• Exercise objective: Look for the word "screenshot" in the entries below, then copy every line that has it.

[Stored data]
** BEGIN **
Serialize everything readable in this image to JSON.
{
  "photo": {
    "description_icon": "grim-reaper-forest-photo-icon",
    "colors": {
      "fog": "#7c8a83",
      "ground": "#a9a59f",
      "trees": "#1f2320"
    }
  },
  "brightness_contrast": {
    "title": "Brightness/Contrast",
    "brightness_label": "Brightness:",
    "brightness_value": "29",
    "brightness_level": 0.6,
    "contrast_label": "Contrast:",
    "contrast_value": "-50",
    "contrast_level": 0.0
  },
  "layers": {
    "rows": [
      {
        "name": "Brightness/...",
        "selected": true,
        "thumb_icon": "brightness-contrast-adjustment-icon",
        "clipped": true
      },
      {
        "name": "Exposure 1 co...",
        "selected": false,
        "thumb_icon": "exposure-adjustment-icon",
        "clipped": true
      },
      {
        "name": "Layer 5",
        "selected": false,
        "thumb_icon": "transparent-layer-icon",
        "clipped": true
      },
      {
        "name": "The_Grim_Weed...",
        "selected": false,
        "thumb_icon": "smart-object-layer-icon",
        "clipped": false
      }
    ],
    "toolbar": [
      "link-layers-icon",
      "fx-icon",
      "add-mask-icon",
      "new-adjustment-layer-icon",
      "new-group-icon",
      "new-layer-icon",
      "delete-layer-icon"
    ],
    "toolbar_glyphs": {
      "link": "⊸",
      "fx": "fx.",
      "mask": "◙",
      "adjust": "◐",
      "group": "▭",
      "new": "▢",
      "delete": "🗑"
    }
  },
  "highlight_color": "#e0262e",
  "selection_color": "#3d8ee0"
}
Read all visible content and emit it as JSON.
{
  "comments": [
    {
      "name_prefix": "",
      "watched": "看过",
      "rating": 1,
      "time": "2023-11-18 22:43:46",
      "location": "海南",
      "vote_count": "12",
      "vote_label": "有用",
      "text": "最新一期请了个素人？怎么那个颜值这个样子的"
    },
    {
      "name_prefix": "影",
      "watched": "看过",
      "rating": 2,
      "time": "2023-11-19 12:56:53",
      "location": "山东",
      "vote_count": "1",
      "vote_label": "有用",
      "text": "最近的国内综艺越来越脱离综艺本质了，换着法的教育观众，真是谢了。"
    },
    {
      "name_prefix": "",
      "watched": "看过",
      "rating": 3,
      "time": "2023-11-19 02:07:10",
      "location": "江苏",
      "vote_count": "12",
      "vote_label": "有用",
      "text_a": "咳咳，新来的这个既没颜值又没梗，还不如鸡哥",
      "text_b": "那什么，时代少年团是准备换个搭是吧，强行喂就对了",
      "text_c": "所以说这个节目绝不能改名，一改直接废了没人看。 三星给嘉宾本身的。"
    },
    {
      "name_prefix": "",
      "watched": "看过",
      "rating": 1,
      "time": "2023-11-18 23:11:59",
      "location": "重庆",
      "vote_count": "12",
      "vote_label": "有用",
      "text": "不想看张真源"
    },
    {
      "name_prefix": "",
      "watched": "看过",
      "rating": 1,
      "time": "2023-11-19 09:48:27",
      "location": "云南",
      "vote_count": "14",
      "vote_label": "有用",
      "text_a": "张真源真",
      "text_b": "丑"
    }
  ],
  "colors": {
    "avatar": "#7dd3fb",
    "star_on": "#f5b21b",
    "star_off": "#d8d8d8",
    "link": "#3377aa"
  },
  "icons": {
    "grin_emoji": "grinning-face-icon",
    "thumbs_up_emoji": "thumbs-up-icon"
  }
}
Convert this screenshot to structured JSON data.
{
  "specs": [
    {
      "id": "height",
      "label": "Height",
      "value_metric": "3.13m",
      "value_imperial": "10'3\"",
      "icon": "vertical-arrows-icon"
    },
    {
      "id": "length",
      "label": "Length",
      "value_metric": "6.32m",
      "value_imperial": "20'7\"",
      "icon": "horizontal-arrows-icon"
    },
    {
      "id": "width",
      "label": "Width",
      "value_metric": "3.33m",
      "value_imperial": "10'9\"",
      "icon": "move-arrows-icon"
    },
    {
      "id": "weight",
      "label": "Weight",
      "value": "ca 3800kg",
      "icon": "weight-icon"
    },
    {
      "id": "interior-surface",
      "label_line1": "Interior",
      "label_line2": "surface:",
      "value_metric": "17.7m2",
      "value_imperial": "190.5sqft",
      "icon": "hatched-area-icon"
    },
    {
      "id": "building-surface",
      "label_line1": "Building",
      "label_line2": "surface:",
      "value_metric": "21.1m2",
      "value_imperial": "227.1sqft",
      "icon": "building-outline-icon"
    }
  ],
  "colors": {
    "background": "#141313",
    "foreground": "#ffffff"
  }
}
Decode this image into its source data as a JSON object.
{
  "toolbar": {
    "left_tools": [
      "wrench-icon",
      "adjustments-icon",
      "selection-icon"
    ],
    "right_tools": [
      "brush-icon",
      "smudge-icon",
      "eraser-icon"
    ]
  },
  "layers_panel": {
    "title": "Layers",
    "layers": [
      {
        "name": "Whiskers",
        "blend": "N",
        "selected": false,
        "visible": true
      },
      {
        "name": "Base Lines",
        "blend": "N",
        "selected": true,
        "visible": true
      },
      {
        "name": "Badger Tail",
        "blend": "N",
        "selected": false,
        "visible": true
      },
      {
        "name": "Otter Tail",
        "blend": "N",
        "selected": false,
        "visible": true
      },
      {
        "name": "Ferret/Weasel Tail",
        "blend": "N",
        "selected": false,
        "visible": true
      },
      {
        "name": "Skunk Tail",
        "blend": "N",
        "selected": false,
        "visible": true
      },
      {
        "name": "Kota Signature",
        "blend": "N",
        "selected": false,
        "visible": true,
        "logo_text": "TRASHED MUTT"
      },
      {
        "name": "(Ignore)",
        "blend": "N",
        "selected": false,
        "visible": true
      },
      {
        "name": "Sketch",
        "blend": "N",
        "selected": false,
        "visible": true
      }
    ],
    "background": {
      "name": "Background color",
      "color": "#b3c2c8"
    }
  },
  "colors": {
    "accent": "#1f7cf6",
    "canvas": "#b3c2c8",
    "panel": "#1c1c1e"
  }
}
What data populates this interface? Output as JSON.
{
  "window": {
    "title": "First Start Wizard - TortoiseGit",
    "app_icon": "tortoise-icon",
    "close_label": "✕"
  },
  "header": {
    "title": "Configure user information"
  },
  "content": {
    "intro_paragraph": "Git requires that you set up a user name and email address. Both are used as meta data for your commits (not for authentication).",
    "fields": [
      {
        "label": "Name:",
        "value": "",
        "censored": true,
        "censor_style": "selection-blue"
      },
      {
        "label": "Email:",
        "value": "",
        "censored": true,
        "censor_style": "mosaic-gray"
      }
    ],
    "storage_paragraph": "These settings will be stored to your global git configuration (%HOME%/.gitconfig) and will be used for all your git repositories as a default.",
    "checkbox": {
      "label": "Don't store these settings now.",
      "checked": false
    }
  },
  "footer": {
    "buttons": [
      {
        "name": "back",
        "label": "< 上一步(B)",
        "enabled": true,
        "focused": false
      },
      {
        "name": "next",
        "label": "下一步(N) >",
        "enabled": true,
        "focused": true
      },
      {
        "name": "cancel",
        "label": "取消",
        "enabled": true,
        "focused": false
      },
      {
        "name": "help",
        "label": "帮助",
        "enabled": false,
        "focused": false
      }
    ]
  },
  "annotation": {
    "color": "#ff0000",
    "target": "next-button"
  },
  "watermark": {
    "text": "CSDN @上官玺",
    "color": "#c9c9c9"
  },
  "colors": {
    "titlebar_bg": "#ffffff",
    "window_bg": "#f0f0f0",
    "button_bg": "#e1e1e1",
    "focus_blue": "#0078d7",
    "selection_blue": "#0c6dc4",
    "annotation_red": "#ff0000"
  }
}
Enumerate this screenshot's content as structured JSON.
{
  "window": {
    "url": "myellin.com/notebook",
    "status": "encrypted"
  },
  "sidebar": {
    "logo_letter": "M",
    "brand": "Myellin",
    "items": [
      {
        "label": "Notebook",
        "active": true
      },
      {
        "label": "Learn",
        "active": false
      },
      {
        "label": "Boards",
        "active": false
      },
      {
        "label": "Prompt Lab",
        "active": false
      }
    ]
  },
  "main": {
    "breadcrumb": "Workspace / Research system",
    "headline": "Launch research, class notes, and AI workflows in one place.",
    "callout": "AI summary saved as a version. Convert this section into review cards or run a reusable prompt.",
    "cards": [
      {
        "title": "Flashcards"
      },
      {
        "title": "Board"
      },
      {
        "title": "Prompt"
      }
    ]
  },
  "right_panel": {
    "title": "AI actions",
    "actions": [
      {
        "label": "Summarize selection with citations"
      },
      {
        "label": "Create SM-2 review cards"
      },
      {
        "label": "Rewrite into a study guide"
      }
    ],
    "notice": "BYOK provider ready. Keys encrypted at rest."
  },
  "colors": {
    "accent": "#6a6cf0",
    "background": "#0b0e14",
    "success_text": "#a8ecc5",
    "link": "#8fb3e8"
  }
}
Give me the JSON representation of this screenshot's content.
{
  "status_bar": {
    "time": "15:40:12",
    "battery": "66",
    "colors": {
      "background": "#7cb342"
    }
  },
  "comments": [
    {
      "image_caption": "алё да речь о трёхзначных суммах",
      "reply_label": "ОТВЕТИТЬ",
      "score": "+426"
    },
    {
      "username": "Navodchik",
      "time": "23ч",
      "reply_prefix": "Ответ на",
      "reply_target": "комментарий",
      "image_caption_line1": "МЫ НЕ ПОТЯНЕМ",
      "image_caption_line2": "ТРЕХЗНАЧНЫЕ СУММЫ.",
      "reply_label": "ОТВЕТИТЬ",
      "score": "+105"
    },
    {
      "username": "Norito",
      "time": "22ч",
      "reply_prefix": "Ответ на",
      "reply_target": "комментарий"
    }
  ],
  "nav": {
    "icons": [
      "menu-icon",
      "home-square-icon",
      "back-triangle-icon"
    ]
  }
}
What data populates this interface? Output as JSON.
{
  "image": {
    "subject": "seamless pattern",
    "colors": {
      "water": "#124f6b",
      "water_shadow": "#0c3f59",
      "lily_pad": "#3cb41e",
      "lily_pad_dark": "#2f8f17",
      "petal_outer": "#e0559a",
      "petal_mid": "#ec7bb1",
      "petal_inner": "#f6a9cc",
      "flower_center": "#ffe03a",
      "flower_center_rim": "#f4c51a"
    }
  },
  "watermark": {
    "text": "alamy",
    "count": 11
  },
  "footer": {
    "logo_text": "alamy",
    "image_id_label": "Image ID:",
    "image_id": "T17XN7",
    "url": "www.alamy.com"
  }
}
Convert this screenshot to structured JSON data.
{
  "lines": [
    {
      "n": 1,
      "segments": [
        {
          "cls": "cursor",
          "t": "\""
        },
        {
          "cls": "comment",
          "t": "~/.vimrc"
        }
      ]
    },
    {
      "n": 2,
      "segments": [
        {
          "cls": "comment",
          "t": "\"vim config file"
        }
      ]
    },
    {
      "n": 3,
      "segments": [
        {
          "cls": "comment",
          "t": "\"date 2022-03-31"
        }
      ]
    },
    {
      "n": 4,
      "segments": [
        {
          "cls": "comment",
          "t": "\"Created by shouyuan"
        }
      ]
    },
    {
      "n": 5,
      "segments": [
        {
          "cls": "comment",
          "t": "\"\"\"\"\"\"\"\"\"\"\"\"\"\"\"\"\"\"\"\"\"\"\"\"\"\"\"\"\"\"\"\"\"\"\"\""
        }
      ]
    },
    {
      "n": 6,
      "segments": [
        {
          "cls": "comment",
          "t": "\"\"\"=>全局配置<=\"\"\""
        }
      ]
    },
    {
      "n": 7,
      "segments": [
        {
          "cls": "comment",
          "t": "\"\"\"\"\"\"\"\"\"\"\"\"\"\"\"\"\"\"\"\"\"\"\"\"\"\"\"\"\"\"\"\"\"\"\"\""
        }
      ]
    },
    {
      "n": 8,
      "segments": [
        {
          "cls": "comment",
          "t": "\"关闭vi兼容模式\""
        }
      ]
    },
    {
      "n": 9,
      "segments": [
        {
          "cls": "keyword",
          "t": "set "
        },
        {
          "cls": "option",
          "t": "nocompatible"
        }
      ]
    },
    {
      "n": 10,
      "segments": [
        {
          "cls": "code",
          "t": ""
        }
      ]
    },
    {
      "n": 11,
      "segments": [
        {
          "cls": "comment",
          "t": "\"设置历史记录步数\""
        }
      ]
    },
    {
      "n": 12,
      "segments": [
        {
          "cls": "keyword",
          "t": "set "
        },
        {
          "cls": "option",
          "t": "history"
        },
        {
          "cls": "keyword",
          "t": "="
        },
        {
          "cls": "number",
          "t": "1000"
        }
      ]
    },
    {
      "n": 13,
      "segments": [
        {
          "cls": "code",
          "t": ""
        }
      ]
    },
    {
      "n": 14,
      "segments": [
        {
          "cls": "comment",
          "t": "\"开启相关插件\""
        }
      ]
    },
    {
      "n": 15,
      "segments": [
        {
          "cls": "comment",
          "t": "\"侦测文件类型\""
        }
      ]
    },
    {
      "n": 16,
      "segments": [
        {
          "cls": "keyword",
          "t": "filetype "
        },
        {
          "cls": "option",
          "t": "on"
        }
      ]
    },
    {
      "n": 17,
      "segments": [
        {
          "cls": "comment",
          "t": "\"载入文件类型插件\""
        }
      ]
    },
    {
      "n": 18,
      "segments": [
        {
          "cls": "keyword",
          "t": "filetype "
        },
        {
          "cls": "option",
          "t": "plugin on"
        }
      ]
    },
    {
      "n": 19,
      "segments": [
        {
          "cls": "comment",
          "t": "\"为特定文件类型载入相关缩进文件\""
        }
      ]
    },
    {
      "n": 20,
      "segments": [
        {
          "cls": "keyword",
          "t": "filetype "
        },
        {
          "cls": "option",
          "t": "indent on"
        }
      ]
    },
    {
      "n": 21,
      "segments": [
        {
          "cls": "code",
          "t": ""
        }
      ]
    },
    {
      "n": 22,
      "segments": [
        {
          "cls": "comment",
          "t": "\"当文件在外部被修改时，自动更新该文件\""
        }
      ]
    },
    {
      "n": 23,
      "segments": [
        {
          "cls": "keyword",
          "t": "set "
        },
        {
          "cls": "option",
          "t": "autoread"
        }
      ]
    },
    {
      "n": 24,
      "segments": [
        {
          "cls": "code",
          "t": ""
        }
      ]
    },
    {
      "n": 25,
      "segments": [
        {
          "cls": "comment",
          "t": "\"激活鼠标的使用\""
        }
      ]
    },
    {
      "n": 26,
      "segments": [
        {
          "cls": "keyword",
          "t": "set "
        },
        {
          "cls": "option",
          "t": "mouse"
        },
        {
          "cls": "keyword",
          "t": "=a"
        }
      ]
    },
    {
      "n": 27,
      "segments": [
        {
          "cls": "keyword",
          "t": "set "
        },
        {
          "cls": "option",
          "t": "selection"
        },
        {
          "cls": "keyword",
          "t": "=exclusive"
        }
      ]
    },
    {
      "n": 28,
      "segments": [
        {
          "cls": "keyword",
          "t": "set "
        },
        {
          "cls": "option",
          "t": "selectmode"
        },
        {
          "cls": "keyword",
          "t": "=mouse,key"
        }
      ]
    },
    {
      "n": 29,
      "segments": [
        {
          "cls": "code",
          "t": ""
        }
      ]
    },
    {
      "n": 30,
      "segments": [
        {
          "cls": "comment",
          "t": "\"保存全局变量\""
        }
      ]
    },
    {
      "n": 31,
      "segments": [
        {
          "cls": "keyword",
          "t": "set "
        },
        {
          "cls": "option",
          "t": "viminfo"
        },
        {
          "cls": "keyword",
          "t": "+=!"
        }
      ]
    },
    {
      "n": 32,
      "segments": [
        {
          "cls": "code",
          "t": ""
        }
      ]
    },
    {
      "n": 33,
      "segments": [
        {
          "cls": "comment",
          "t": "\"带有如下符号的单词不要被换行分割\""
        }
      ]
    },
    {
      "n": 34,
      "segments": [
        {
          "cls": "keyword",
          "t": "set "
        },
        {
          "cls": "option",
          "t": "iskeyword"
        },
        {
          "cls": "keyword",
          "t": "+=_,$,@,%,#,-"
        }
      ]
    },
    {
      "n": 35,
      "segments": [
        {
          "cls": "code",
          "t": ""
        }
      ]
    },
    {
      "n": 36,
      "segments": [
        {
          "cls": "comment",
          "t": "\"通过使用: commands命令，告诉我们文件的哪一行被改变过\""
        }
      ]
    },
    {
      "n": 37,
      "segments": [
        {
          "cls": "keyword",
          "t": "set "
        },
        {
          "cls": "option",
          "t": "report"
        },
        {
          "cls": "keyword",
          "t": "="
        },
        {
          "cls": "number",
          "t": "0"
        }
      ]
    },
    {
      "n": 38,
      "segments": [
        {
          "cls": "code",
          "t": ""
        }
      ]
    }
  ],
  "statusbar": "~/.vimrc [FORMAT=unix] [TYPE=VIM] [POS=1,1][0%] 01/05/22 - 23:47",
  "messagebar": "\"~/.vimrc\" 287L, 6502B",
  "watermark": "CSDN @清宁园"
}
** END **
• Reply:
Convert this screenshot to structured JSON data.
Enumerate this screenshot's content as structured JSON.
Give me the JSON representation of this screenshot's content.
Convert this screenshot to structured JSON data.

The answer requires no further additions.